— PROMPT —
Go through the entries below and copy each line containing the word "name".

[Dataset items]

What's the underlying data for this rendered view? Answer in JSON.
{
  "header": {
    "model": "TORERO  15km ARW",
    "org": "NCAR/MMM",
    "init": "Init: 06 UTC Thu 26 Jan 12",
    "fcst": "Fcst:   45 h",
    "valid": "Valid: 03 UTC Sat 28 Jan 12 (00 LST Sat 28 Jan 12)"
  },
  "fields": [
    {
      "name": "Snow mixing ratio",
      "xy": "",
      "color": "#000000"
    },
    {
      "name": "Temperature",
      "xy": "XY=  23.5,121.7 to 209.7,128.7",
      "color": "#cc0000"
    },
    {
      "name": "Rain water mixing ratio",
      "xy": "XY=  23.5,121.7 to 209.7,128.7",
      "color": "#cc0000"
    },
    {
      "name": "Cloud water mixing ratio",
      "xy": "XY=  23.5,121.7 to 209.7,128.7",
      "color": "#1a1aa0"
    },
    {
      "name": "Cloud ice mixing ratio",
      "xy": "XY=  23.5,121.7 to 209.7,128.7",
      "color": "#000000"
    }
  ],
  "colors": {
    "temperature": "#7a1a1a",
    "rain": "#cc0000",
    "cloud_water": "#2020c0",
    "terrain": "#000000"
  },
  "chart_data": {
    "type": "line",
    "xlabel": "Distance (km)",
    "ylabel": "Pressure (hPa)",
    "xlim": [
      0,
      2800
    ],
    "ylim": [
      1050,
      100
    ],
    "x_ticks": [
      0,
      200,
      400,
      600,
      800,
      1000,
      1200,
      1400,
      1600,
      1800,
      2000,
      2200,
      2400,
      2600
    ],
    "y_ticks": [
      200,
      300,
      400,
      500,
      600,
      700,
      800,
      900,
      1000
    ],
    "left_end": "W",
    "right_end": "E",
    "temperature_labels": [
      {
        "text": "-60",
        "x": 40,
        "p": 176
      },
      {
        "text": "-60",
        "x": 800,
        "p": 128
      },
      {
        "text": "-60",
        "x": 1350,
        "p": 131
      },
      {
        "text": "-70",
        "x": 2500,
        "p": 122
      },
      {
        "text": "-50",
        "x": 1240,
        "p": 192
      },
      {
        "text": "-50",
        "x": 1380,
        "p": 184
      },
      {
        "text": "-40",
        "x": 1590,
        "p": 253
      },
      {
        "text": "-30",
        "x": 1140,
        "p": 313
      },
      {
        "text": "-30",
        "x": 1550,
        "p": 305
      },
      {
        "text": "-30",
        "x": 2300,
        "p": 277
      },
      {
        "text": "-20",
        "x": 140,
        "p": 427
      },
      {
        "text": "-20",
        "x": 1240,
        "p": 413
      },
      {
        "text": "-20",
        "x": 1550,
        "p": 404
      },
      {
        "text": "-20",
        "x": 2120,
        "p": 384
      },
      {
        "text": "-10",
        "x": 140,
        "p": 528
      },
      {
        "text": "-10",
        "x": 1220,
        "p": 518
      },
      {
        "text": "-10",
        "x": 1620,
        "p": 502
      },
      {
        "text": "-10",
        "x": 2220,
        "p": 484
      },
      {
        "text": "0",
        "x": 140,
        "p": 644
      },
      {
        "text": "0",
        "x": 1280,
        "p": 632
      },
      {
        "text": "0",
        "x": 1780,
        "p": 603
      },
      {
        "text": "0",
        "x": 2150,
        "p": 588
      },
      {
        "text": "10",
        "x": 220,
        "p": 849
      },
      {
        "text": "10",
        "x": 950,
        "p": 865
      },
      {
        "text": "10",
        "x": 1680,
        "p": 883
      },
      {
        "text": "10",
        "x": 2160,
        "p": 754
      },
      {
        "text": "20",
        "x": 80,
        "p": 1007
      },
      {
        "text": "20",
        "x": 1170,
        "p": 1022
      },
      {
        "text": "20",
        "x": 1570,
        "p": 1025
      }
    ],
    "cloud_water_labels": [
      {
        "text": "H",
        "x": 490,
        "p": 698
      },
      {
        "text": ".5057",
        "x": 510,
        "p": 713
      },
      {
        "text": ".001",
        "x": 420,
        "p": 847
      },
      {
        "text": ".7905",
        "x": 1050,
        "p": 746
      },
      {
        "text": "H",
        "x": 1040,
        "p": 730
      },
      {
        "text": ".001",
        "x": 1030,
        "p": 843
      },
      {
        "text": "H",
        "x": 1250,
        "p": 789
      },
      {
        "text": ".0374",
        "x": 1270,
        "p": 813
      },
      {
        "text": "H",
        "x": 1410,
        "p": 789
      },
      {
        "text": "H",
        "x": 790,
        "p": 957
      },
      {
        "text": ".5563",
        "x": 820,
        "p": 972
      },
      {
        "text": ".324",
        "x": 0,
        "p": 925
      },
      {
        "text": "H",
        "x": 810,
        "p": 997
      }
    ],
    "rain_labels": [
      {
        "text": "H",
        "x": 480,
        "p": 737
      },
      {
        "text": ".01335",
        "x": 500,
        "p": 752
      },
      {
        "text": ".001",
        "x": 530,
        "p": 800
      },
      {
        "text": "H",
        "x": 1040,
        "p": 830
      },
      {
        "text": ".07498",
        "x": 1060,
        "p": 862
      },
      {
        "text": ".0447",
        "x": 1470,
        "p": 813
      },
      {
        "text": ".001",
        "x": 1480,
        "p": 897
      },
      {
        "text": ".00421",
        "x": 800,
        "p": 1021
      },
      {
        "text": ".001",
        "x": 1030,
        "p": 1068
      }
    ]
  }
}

— PROBLEM SOLUTION —
      "name": "Snow mixing ratio",
      "name": "Temperature",
      "name": "Rain water mixing ratio",
      "name": "Cloud water mixing ratio",
      "name": "Cloud ice mixing ratio",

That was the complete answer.